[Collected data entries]
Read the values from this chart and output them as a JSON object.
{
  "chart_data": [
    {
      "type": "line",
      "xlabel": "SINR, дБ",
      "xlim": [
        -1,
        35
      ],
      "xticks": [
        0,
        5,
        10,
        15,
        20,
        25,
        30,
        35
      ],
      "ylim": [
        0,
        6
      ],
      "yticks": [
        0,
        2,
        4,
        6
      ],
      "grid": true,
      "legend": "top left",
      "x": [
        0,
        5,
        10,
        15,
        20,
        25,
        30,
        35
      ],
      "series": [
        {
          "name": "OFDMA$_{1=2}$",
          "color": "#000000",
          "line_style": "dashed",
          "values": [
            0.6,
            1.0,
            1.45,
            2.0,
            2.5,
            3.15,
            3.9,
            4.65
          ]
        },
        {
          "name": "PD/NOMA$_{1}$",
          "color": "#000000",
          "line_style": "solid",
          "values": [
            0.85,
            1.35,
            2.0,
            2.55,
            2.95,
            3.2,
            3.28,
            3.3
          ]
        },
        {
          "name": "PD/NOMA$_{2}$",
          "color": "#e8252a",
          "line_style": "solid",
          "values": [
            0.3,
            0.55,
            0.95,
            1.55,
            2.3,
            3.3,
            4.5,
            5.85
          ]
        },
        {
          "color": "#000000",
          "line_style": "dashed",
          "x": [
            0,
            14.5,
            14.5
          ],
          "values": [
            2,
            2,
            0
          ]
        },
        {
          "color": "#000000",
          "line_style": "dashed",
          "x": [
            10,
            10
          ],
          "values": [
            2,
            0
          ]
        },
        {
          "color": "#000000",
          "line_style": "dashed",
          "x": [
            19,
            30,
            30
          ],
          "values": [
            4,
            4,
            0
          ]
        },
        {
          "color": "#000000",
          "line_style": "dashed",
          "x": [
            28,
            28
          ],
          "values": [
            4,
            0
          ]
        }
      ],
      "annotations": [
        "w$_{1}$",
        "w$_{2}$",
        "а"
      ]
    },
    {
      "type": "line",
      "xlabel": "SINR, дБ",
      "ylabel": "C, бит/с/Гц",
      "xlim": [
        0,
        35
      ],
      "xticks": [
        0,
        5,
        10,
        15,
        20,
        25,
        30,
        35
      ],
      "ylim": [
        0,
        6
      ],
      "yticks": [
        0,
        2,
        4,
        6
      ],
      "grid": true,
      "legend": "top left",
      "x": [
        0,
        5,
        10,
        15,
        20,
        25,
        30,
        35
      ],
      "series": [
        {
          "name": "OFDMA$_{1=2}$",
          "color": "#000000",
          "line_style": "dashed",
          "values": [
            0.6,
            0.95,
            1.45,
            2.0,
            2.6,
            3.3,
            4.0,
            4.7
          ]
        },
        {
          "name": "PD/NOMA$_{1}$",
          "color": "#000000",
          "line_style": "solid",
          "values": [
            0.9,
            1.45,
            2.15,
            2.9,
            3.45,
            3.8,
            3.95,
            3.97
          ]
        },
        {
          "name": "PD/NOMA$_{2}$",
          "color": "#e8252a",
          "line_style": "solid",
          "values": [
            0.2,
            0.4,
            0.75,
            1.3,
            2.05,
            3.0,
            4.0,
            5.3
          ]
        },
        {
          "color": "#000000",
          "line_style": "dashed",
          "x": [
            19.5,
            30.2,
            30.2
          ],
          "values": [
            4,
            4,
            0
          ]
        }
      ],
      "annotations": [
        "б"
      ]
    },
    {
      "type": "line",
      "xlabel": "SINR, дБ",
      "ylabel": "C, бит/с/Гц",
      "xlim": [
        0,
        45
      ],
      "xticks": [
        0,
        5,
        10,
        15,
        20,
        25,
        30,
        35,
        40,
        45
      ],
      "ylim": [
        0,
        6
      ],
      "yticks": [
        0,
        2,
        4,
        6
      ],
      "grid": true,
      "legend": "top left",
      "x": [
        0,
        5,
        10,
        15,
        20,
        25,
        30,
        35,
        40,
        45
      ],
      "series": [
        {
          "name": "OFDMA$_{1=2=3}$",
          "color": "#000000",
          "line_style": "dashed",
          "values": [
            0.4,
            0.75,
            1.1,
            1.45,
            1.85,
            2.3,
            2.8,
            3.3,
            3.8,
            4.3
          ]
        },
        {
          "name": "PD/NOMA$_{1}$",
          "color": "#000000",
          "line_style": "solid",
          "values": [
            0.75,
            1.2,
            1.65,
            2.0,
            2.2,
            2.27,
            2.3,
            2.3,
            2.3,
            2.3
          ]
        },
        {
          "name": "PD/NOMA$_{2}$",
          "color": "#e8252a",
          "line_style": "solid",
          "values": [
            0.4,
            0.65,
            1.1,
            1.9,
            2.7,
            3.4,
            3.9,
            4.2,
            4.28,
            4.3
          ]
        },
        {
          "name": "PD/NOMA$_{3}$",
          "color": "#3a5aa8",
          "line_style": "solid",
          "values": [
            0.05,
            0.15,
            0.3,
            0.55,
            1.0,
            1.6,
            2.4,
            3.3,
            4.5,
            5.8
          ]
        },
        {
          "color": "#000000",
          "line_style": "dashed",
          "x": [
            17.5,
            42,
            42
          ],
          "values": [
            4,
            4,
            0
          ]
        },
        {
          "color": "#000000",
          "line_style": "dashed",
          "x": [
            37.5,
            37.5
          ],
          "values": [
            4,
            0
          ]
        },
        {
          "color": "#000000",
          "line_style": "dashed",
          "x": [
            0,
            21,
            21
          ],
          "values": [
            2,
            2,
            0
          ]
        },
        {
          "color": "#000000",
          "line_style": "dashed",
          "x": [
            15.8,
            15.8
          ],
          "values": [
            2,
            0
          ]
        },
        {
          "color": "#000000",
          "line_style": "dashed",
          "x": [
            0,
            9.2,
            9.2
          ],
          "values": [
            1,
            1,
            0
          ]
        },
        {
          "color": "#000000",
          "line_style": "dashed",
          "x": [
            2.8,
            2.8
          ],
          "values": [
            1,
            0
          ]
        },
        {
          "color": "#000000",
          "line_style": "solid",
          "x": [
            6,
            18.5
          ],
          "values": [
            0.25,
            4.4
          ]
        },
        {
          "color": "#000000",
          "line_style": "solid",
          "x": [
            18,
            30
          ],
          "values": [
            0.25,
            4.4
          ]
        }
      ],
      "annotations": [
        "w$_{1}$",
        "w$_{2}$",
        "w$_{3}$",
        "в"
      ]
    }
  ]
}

_Work to do_: Your task is to repeat every entry exactly.

_Expected answer_:
Read the values from this chart and output them as a JSON object.
{
  "chart_data": [
    {
      "type": "line",
      "xlabel": "SINR, дБ",
      "xlim": [
        -1,
        35
      ],
      "xticks": [
        0,
        5,
        10,
        15,
        20,
        25,
        30,
        35
      ],
      "ylim": [
        0,
        6
      ],
      "yticks": [
        0,
        2,
        4,
        6
      ],
      "grid": true,
      "legend": "top left",
      "x": [
        0,
        5,
        10,
        15,
        20,
        25,
        30,
        35
      ],
      "series": [
        {
          "name": "OFDMA$_{1=2}$",
          "color": "#000000",
          "line_style": "dashed",
          "values": [
            0.6,
            1.0,
            1.45,
            2.0,
            2.5,
            3.15,
            3.9,
            4.65
          ]
        },
        {
          "name": "PD/NOMA$_{1}$",
          "color": "#000000",
          "line_style": "solid",
          "values": [
            0.85,
            1.35,
            2.0,
            2.55,
            2.95,
            3.2,
            3.28,
            3.3
          ]
        },
        {
          "name": "PD/NOMA$_{2}$",
          "color": "#e8252a",
          "line_style": "solid",
          "values": [
            0.3,
            0.55,
            0.95,
            1.55,
            2.3,
            3.3,
            4.5,
            5.85
          ]
        },
        {
          "color": "#000000",
          "line_style": "dashed",
          "x": [
            0,
            14.5,
            14.5
          ],
          "values": [
            2,
            2,
            0
          ]
        },
        {
          "color": "#000000",
          "line_style": "dashed",
          "x": [
            10,
            10
          ],
          "values": [
            2,
            0
          ]
        },
        {
          "color": "#000000",
          "line_style": "dashed",
          "x": [
            19,
            30,
            30
          ],
          "values": [
            4,
            4,
            0
          ]
        },
        {
          "color": "#000000",
          "line_style": "dashed",
          "x": [
            28,
            28
          ],
          "values": [
            4,
            0
          ]
        }
      ],
      "annotations": [
        "w$_{1}$",
        "w$_{2}$",
        "а"
      ]
    },
    {
      "type": "line",
      "xlabel": "SINR, дБ",
      "ylabel": "C, бит/с/Гц",
      "xlim": [
        0,
        35
      ],
      "xticks": [
        0,
        5,
        10,
        15,
        20,
        25,
        30,
        35
      ],
      "ylim": [
        0,
        6
      ],
      "yticks": [
        0,
        2,
        4,
        6
      ],
      "grid": true,
      "legend": "top left",
      "x": [
        0,
        5,
        10,
        15,
        20,
        25,
        30,
        35
      ],
      "series": [
        {
          "name": "OFDMA$_{1=2}$",
          "color": "#000000",
          "line_style": "dashed",
          "values": [
            0.6,
            0.95,
            1.45,
            2.0,
            2.6,
            3.3,
            4.0,
            4.7
          ]
        },
        {
          "name": "PD/NOMA$_{1}$",
          "color": "#000000",
          "line_style": "solid",
          "values": [
            0.9,
            1.45,
            2.15,
            2.9,
            3.45,
            3.8,
            3.95,
            3.97
          ]
        },
        {
          "name": "PD/NOMA$_{2}$",
          "color": "#e8252a",
          "line_style": "solid",
          "values": [
            0.2,
            0.4,
            0.75,
            1.3,
            2.05,
            3.0,
            4.0,
            5.3
          ]
        },
        {
          "color": "#000000",
          "line_style": "dashed",
          "x": [
            19.5,
            30.2,
            30.2
          ],
          "values": [
            4,
            4,
            0
          ]
        }
      ],
      "annotations": [
        "б"
      ]
    },
    {
      "type": "line",
      "xlabel": "SINR, дБ",
      "ylabel": "C, бит/с/Гц",
      "xlim": [
        0,
        45
      ],
      "xticks": [
        0,
        5,
        10,
        15,
        20,
        25,
        30,
        35,
        40,
        45
      ],
      "ylim": [
        0,
        6
      ],
      "yticks": [
        0,
        2,
        4,
        6
      ],
      "grid": true,
      "legend": "top left",
      "x": [
        0,
        5,
        10,
        15,
        20,
        25,
        30,
        35,
        40,
        45
      ],
      "series": [
        {
          "name": "OFDMA$_{1=2=3}$",
          "color": "#000000",
          "line_style": "dashed",
          "values": [
            0.4,
            0.75,
            1.1,
            1.45,
            1.85,
            2.3,
            2.8,
            3.3,
            3.8,
            4.3
          ]
        },
        {
          "name": "PD/NOMA$_{1}$",
          "color": "#000000",
          "line_style": "solid",
          "values": [
            0.75,
            1.2,
            1.65,
            2.0,
            2.2,
            2.27,
            2.3,
            2.3,
            2.3,
            2.3
          ]
        },
        {
          "name": "PD/NOMA$_{2}$",
          "color": "#e8252a",
          "line_style": "solid",
          "values": [
            0.4,
            0.65,
            1.1,
            1.9,
            2.7,
            3.4,
            3.9,
            4.2,
            4.28,
            4.3
          ]
        },
        {
          "name": "PD/NOMA$_{3}$",
          "color": "#3a5aa8",
          "line_style": "solid",
          "values": [
            0.05,
            0.15,
            0.3,
            0.55,
            1.0,
            1.6,
            2.4,
            3.3,
            4.5,
            5.8
          ]
        },
        {
          "color": "#000000",
          "line_style": "dashed",
          "x": [
            17.5,
            42,
            42
          ],
          "values": [
            4,
            4,
            0
          ]
        },
        {
          "color": "#000000",
          "line_style": "dashed",
          "x": [
            37.5,
            37.5
          ],
          "values": [
            4,
            0
          ]
        },
        {
          "color": "#000000",
          "line_style": "dashed",
          "x": [
            0,
            21,
            21
          ],
          "values": [
            2,
            2,
            0
          ]
        },
        {
          "color": "#000000",
          "line_style": "dashed",
          "x": [
            15.8,
            15.8
          ],
          "values": [
            2,
            0
          ]
        },
        {
          "color": "#000000",
          "line_style": "dashed",
          "x": [
            0,
            9.2,
            9.2
          ],
          "values": [
            1,
            1,
            0
          ]
        },
        {
          "color": "#000000",
          "line_style": "dashed",
          "x": [
            2.8,
            2.8
          ],
          "values": [
            1,
            0
          ]
        },
        {
          "color": "#000000",
          "line_style": "solid",
          "x": [
            6,
            18.5
          ],
          "values": [
            0.25,
            4.4
          ]
        },
        {
          "color": "#000000",
          "line_style": "solid",
          "x": [
            18,
            30
          ],
          "values": [
            0.25,
            4.4
          ]
        }
      ],
      "annotations": [
        "w$_{1}$",
        "w$_{2}$",
        "w$_{3}$",
        "в"
      ]
    }
  ]
}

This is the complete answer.